Collected data:
====

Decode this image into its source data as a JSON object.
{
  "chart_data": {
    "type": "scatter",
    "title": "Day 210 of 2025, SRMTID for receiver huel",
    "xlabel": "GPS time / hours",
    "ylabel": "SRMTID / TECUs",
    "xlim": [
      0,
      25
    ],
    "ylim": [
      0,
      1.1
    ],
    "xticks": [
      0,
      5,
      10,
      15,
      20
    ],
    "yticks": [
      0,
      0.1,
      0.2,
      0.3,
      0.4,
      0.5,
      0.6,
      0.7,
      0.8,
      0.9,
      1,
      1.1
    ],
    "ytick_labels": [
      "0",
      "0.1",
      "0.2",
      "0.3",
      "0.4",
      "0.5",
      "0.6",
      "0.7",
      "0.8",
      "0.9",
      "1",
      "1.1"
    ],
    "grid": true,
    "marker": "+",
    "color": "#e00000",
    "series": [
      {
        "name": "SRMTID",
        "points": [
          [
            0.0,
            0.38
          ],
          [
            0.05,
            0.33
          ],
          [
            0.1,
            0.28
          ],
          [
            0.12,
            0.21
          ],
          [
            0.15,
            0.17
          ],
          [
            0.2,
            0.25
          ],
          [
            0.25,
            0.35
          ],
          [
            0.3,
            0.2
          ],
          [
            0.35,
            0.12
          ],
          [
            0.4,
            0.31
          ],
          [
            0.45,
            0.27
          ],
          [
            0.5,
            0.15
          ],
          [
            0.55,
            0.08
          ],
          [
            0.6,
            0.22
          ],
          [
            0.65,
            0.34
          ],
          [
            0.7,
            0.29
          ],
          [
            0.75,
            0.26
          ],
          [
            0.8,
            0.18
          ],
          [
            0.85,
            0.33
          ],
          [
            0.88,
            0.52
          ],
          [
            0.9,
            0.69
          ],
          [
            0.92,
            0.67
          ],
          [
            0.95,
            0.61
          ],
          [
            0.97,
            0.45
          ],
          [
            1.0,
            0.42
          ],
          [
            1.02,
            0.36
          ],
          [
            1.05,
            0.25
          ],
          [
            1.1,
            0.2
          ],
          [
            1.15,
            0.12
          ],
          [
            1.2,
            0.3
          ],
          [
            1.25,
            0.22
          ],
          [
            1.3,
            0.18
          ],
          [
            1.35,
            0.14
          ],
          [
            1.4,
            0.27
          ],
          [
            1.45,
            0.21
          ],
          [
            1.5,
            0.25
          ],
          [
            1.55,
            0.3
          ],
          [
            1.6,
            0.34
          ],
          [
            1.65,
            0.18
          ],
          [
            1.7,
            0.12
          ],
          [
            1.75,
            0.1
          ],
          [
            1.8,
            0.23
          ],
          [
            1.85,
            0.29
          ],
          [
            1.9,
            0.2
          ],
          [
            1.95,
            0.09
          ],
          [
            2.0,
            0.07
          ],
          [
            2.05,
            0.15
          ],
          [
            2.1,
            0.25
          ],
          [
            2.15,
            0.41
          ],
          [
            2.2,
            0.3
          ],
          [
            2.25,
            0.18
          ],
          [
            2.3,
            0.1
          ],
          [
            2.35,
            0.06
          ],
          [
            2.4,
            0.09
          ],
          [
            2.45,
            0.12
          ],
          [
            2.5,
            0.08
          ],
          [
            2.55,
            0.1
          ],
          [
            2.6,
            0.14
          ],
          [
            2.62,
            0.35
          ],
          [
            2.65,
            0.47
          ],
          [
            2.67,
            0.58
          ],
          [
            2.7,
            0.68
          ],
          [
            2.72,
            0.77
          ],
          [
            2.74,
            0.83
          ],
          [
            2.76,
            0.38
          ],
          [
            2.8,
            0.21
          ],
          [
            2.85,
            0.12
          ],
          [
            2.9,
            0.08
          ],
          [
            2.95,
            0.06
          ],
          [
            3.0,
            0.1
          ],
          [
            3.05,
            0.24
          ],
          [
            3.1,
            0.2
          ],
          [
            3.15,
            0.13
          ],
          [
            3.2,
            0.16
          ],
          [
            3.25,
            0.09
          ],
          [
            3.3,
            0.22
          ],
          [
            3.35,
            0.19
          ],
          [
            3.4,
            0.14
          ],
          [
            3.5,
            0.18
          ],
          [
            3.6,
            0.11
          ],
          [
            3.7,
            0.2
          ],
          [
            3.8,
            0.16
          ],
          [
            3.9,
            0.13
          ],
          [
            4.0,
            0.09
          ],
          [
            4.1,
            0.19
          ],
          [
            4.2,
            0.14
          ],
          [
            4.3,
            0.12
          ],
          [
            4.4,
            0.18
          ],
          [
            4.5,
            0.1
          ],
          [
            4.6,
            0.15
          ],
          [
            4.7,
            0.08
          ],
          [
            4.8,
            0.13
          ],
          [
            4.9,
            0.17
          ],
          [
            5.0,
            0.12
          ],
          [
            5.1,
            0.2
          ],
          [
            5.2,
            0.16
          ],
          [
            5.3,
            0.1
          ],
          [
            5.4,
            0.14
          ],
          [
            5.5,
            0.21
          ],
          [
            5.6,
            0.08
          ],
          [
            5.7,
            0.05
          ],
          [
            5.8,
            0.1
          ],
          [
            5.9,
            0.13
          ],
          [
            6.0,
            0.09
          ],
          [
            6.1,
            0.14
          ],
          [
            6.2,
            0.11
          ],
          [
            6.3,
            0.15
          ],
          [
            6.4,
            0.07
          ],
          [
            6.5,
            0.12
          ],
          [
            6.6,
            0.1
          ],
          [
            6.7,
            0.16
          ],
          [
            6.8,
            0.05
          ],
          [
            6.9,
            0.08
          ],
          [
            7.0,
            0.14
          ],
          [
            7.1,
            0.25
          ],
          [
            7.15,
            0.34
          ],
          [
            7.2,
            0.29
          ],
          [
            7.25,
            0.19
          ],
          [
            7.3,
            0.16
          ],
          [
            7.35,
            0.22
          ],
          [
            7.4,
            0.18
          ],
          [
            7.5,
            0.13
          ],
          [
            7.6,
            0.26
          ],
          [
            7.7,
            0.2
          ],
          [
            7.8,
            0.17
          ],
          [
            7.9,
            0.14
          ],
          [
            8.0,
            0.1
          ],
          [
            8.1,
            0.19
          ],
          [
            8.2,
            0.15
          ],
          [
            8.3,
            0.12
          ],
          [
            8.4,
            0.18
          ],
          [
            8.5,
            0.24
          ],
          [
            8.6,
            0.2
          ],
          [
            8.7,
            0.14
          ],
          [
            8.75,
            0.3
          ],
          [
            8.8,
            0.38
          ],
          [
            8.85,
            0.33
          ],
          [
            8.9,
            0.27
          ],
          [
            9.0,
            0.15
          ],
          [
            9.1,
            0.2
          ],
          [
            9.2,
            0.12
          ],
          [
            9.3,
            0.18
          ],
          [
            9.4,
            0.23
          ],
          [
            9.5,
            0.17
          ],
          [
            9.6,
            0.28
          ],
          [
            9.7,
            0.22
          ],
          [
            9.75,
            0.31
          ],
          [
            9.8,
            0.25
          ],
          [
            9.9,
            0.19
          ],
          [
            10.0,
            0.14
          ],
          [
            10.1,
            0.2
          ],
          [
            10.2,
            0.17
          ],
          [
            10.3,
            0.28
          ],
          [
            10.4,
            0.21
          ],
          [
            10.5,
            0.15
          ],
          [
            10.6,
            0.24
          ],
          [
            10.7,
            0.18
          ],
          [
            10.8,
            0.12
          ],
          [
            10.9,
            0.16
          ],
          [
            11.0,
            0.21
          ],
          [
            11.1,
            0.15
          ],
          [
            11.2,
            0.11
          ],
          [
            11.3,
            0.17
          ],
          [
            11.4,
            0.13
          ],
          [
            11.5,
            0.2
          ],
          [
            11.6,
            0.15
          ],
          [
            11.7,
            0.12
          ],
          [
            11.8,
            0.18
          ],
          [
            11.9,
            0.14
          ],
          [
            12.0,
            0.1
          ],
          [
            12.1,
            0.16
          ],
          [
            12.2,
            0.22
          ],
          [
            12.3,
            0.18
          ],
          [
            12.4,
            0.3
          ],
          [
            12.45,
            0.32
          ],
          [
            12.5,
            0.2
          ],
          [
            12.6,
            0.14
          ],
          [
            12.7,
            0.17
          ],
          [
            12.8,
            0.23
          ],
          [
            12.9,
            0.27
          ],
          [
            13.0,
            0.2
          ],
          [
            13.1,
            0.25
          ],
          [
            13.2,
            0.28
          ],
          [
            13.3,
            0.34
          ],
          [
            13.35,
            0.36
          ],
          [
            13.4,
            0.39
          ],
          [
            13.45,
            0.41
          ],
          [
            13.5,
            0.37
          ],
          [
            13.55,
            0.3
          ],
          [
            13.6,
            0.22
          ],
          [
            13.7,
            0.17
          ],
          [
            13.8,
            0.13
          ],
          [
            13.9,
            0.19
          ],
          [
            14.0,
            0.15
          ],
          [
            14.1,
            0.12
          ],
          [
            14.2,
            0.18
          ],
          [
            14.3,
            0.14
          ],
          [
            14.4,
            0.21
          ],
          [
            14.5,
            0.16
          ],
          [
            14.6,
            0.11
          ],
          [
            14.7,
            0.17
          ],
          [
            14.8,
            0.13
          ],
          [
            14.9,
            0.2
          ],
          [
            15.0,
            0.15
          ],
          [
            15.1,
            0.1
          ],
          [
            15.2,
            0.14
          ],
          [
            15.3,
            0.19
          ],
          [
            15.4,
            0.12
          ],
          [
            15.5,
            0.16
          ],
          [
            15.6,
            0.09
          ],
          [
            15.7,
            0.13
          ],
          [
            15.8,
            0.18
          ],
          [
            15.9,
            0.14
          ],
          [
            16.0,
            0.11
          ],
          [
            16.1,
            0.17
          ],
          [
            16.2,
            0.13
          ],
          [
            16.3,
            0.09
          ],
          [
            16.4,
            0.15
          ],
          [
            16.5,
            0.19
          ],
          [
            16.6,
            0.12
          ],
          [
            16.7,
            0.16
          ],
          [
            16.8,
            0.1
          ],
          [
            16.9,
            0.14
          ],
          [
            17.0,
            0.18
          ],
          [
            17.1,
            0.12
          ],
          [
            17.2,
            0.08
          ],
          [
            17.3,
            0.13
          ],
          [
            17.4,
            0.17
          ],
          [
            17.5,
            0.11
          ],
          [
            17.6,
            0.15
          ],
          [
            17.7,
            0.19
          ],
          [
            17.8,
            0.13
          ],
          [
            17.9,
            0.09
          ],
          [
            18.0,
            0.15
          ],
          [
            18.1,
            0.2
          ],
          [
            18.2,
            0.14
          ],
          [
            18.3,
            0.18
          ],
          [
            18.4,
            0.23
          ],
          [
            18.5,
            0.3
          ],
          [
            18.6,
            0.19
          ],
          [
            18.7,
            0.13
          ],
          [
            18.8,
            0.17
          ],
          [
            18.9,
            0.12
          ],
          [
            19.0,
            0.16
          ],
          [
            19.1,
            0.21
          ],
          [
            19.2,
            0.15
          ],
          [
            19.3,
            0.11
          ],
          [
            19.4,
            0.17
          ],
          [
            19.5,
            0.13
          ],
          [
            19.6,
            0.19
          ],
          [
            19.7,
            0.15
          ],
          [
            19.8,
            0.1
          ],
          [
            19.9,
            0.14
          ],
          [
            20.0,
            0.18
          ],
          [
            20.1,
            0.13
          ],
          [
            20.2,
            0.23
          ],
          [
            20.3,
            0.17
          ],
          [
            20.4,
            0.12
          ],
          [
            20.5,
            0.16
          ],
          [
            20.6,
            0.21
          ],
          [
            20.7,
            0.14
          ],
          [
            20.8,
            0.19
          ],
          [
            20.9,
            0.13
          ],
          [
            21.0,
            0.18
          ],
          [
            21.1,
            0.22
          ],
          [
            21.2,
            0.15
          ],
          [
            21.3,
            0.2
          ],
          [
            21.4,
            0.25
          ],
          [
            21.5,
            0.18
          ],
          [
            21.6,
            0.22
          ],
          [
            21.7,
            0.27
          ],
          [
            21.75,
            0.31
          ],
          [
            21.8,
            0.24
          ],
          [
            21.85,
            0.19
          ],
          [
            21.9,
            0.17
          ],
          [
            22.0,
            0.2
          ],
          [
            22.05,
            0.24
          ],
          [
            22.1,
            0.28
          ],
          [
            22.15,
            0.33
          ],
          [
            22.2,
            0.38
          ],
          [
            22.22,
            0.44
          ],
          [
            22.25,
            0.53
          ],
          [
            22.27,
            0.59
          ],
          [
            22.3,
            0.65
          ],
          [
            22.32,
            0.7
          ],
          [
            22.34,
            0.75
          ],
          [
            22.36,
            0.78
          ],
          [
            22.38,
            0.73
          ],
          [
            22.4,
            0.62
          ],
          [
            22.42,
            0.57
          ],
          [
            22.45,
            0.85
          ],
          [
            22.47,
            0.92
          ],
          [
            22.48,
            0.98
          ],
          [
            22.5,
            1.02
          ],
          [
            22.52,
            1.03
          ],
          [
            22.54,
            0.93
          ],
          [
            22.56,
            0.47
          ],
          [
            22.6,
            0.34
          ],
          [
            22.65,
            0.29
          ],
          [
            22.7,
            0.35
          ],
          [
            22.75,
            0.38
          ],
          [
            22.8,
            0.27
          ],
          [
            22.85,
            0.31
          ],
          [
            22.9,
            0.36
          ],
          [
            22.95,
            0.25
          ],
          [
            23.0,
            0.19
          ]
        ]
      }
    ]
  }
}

====

CHALLENGE: Find each line holding the word "SRMTID" and copy it.

FINISHED TASK:
    "title": "Day 210 of 2025, SRMTID for receiver huel",
    "ylabel": "SRMTID / TECUs",
        "name": "SRMTID",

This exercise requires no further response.